** START OF MATERIAL FOR THIS TASK **

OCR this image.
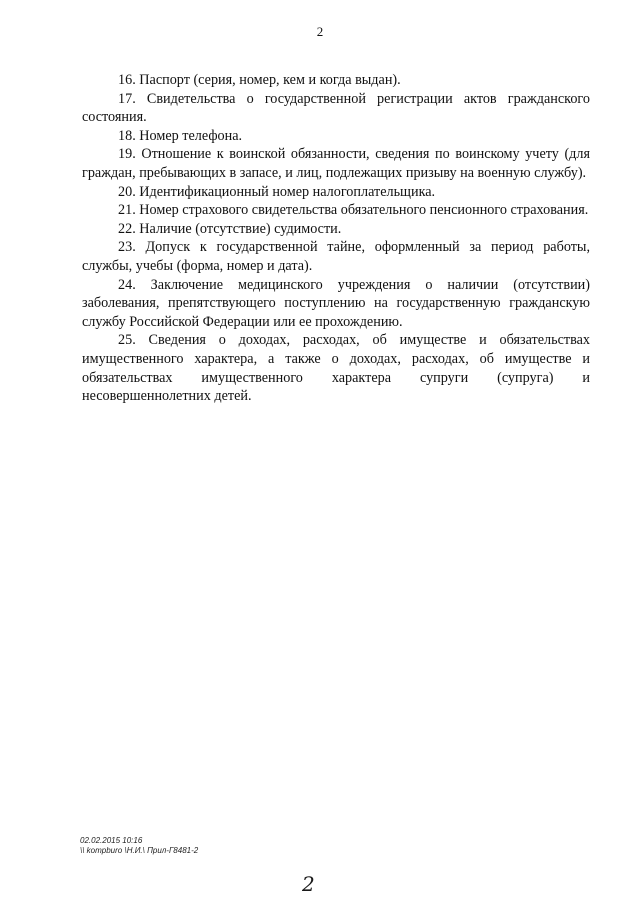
2

16. Паспорт (серия, номер, кем и когда выдан).

17. Свидетельства о государственной регистрации актов гражданского состояния.

18. Номер телефона.

19. Отношение к воинской обязанности, сведения по воинскому учету (для граждан, пребывающих в запасе, и лиц, подлежащих призыву на военную службу).

20. Идентификационный номер налогоплательщика.

21. Номер страхового свидетельства обязательного пенсионного страхования.

22. Наличие (отсутствие) судимости.

23. Допуск к государственной тайне, оформленный за период работы, службы, учебы (форма, номер и дата).

24. Заключение медицинского учреждения о наличии (отсутствии) заболевания, препятствующего поступлению на государственную гражданскую службу Российской Федерации или ее прохождению.

25. Сведения о доходах, расходах, об имуществе и обязательствах имущественного характера, а также о доходах, расходах, об имуществе и обязательствах имущественного характера супруги (супруга) и несовершеннолетних детей.

02.02.2015 10:16
\\ kompburo \Н.И.\ Прил-Г8481-2
2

** END OF MATERIAL FOR THIS TASK **

DIRECTION => Drop the pictures and reproduce the rest of the entries above exactly.

ANSWER TO THIS EXERCISE =>
OCR this image.
2

16. Паспорт (серия, номер, кем и когда выдан).

17. Свидетельства о государственной регистрации актов гражданского состояния.

18. Номер телефона.

19. Отношение к воинской обязанности, сведения по воинскому учету (для граждан, пребывающих в запасе, и лиц, подлежащих призыву на военную службу).

20. Идентификационный номер налогоплательщика.

21. Номер страхового свидетельства обязательного пенсионного страхования.

22. Наличие (отсутствие) судимости.

23. Допуск к государственной тайне, оформленный за период работы, службы, учебы (форма, номер и дата).

24. Заключение медицинского учреждения о наличии (отсутствии) заболевания, препятствующего поступлению на государственную гражданскую службу Российской Федерации или ее прохождению.

25. Сведения о доходах, расходах, об имуществе и обязательствах имущественного характера, а также о доходах, расходах, об имуществе и обязательствах имущественного характера супруги (супруга) и несовершеннолетних детей.

02.02.2015 10:16
\\ kompburo \Н.И.\ Прил-Г8481-2
2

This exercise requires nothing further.